### WHAT THE TASK REQUIRES:
Return a copy of each line that holds the string "background".

───── INPUT DATA ─────

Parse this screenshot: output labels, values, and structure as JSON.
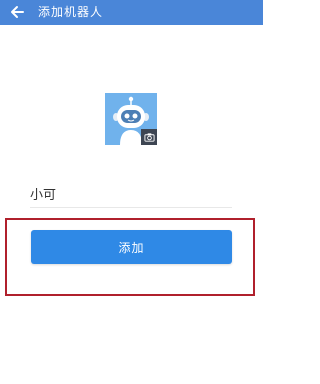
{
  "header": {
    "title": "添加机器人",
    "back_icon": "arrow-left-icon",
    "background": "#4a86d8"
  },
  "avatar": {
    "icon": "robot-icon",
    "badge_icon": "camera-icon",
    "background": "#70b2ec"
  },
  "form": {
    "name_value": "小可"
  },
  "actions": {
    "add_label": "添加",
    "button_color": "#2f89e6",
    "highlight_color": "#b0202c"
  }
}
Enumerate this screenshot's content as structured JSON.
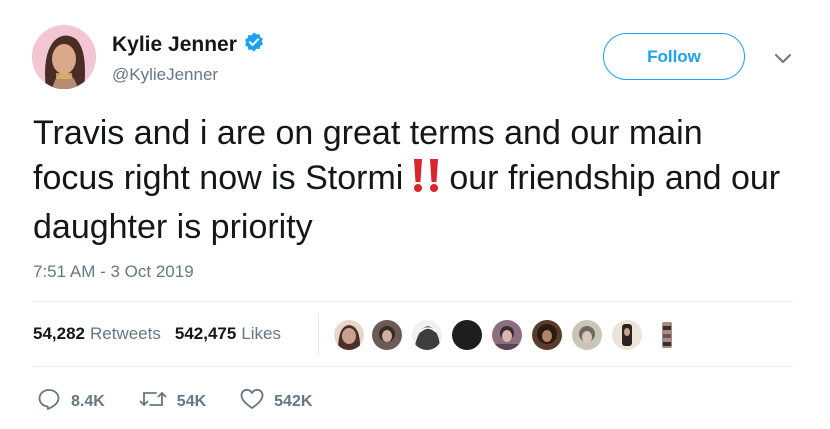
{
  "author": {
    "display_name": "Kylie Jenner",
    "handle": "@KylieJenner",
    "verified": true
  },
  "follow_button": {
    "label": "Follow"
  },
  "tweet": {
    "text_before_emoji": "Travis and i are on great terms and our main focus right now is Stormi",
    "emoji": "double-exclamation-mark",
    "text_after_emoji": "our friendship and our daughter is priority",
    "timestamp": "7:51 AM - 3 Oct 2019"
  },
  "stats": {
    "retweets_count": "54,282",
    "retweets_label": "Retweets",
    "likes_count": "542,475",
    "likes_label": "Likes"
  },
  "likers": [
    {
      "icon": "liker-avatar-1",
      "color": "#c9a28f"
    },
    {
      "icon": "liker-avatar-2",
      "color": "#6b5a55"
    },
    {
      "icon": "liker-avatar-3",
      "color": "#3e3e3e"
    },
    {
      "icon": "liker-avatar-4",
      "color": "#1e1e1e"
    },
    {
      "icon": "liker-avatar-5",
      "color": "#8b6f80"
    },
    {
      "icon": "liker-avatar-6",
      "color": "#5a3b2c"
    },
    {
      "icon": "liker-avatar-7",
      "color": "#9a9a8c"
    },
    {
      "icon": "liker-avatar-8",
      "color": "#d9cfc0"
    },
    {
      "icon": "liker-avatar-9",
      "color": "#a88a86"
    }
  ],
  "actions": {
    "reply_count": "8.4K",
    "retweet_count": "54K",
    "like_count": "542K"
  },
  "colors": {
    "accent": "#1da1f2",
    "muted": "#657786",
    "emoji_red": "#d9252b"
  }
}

─────

### CORRECT RESPONSE:
    "background": "#4a86d8"
    "background": "#70b2ec"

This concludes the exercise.